++++ RECORDS FOR THE TASK ++++

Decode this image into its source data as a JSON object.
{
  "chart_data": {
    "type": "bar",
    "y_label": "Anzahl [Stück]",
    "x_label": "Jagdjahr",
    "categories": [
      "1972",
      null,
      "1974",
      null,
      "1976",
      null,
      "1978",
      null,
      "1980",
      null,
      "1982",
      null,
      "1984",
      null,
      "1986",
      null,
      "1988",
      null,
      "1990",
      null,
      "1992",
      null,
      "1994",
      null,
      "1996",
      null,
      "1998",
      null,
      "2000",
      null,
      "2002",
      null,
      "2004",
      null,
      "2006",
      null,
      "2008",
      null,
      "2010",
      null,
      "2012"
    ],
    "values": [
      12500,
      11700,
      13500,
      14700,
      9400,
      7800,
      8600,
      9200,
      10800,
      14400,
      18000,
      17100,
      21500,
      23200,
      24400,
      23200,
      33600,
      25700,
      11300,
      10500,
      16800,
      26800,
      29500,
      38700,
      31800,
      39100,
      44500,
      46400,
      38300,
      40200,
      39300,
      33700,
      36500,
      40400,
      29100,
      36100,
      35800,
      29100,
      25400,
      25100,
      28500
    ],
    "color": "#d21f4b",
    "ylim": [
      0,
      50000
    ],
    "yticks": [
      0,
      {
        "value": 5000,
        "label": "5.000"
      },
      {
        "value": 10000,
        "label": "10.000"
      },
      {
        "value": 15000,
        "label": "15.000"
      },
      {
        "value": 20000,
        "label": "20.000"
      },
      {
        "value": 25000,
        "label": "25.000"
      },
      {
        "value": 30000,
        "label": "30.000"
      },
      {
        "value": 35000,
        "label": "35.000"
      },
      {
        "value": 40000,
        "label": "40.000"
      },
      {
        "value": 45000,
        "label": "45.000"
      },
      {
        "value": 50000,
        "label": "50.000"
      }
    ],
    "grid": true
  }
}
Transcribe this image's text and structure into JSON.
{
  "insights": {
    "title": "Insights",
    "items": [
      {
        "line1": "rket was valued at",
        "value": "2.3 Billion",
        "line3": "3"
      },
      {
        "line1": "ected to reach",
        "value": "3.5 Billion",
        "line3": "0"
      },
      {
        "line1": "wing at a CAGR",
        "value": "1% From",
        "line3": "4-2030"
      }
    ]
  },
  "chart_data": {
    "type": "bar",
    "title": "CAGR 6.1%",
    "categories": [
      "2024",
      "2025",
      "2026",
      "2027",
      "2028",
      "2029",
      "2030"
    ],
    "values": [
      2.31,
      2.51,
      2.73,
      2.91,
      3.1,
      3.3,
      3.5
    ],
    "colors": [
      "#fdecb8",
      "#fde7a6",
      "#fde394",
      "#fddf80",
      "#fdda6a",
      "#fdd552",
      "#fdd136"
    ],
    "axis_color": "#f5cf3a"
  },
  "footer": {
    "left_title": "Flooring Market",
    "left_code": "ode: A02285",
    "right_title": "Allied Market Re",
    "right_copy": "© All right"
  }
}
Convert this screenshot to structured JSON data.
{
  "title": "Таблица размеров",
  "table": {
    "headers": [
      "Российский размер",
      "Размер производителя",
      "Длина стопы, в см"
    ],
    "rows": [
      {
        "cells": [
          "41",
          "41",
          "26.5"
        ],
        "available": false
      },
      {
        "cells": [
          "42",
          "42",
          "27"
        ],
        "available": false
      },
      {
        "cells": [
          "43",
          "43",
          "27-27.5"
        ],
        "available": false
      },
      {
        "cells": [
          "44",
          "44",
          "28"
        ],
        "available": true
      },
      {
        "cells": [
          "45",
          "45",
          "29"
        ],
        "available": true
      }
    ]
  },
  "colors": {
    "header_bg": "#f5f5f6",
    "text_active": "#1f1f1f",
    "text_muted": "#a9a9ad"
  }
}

++++
++++ RECORDS FOR THE TASK ++++

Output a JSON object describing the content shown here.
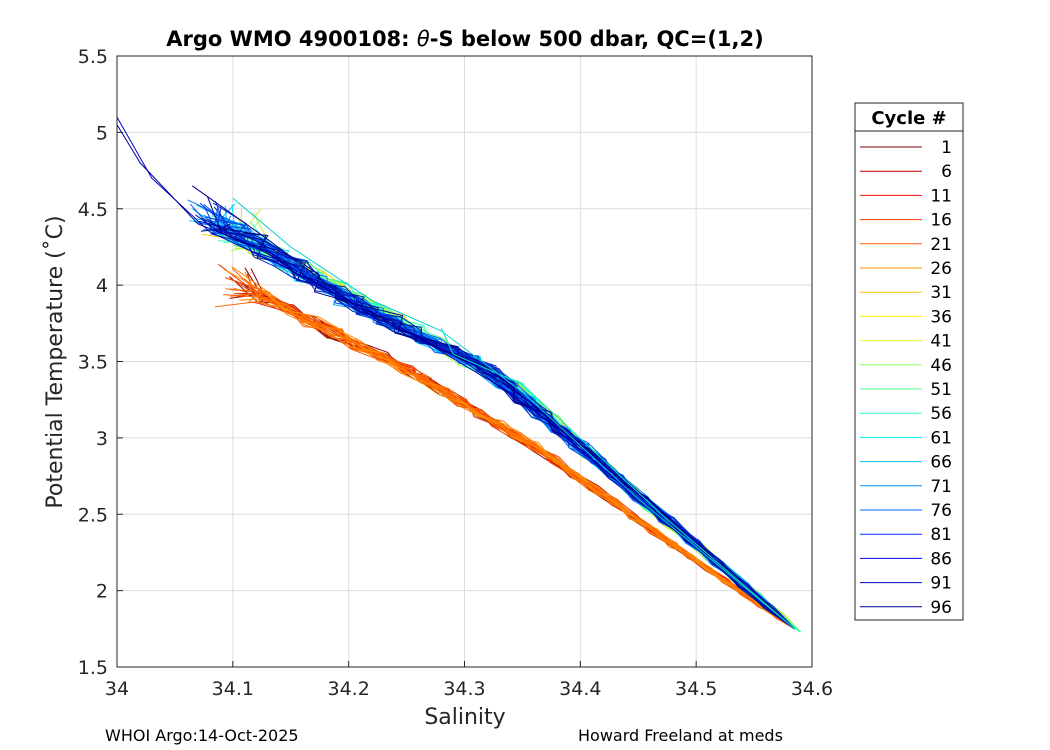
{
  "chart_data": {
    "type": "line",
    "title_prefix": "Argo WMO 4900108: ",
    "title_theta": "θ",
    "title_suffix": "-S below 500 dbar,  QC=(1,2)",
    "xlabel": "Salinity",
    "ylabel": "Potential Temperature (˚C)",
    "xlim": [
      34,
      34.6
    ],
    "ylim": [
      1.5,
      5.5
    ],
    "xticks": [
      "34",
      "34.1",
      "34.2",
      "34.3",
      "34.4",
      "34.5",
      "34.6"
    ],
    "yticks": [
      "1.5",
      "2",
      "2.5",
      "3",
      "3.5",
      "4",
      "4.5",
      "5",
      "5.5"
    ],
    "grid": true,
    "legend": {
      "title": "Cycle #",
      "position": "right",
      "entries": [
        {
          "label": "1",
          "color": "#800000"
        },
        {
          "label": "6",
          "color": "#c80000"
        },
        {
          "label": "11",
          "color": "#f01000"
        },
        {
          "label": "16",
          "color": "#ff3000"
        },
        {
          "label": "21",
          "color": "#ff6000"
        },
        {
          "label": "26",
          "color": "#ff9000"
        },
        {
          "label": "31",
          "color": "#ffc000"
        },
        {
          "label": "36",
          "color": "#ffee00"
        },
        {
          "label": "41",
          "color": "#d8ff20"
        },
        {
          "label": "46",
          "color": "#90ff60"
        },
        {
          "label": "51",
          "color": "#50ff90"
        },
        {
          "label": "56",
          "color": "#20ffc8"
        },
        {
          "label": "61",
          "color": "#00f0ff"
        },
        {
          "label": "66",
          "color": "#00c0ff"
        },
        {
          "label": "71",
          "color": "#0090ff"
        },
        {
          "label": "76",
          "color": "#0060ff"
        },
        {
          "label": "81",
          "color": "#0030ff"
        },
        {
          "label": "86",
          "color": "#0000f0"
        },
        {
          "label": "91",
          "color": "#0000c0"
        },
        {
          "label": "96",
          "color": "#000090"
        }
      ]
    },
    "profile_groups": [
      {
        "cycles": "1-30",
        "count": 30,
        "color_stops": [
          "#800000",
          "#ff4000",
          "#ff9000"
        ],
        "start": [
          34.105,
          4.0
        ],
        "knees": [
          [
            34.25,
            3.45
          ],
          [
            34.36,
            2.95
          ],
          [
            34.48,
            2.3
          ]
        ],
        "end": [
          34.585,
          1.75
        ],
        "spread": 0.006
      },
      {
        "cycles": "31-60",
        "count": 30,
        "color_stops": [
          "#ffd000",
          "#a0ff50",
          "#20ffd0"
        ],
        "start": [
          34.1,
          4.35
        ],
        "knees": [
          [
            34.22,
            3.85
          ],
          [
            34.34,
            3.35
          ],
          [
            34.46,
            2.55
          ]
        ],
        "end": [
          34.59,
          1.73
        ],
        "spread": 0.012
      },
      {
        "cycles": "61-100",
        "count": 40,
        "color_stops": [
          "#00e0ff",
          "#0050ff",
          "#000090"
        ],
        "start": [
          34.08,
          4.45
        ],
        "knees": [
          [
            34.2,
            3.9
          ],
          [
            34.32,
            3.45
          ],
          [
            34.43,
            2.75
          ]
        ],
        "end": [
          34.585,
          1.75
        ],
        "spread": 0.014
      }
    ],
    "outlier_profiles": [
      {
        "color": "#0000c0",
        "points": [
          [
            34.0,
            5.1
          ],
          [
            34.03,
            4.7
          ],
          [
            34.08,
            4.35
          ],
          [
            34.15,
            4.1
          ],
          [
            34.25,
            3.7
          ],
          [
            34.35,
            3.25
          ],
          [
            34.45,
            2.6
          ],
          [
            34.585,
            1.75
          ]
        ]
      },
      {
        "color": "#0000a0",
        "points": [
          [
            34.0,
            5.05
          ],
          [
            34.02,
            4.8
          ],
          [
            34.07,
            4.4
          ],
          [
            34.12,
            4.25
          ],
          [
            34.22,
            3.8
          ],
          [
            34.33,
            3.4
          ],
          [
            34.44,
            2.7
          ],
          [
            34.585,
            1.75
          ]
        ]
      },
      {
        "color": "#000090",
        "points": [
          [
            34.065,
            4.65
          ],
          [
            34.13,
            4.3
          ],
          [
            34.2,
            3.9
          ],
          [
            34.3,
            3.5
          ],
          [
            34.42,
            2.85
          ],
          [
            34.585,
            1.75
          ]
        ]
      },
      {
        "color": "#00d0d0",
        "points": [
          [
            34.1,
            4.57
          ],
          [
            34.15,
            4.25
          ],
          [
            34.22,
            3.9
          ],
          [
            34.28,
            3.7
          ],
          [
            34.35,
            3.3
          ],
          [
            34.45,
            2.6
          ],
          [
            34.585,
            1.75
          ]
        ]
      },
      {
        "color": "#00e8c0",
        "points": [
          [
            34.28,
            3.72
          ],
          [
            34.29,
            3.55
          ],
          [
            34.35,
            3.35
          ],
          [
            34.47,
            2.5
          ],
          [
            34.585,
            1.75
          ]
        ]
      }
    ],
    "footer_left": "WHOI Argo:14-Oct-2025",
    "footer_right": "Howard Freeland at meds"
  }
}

++++
++++ RECORDS FOR THE TASK ++++

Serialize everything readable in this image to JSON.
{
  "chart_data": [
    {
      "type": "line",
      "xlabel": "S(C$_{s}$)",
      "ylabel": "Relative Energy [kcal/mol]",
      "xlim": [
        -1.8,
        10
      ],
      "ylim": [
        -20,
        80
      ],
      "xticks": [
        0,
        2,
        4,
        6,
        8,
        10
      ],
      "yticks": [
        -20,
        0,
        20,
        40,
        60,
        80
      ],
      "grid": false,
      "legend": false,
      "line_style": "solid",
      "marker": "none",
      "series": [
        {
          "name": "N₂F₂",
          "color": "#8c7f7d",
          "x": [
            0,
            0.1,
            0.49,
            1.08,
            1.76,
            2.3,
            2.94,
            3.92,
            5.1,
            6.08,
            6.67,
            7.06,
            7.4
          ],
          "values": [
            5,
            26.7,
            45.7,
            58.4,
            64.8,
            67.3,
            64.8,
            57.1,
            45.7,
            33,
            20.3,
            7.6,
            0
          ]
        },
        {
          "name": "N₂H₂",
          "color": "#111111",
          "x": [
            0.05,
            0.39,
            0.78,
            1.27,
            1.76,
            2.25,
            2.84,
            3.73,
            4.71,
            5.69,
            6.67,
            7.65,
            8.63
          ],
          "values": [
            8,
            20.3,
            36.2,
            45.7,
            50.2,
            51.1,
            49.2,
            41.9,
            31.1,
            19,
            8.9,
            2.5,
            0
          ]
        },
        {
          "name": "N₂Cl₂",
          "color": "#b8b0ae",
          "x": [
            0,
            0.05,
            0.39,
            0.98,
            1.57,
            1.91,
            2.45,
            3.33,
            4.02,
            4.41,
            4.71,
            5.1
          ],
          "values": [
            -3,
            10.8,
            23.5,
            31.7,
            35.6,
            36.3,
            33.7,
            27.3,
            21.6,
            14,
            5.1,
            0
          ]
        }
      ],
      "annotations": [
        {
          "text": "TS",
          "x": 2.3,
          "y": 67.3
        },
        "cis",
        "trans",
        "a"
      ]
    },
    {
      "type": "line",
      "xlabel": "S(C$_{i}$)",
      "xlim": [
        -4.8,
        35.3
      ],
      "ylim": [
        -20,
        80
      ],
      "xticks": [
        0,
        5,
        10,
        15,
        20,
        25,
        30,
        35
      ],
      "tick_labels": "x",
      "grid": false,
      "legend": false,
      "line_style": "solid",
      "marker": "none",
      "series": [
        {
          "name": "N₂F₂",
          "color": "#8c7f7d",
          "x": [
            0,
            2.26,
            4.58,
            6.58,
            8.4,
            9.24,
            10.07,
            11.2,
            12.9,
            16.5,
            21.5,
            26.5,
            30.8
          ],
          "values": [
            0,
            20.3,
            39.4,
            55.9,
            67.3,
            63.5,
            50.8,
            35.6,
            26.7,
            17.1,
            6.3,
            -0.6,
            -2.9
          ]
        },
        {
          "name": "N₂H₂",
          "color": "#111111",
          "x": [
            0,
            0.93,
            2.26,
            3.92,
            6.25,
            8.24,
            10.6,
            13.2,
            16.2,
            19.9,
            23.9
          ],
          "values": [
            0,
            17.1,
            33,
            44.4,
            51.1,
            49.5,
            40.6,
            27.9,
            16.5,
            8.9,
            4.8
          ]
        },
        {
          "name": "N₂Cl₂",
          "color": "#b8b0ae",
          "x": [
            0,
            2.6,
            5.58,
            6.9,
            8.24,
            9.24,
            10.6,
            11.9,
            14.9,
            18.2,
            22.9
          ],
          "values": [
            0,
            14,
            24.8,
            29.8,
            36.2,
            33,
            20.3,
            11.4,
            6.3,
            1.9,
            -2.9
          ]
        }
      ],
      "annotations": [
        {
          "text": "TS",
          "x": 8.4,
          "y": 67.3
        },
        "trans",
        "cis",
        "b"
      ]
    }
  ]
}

++++

TASK BRIEF: Extract all lines that hold the word "JSON".

FULL SOLUTION:
Decode this image into its source data as a JSON object.
Transcribe this image's text and structure into JSON.
Convert this screenshot to structured JSON data.
Output a JSON object describing the content shown here.
Serialize everything readable in this image to JSON.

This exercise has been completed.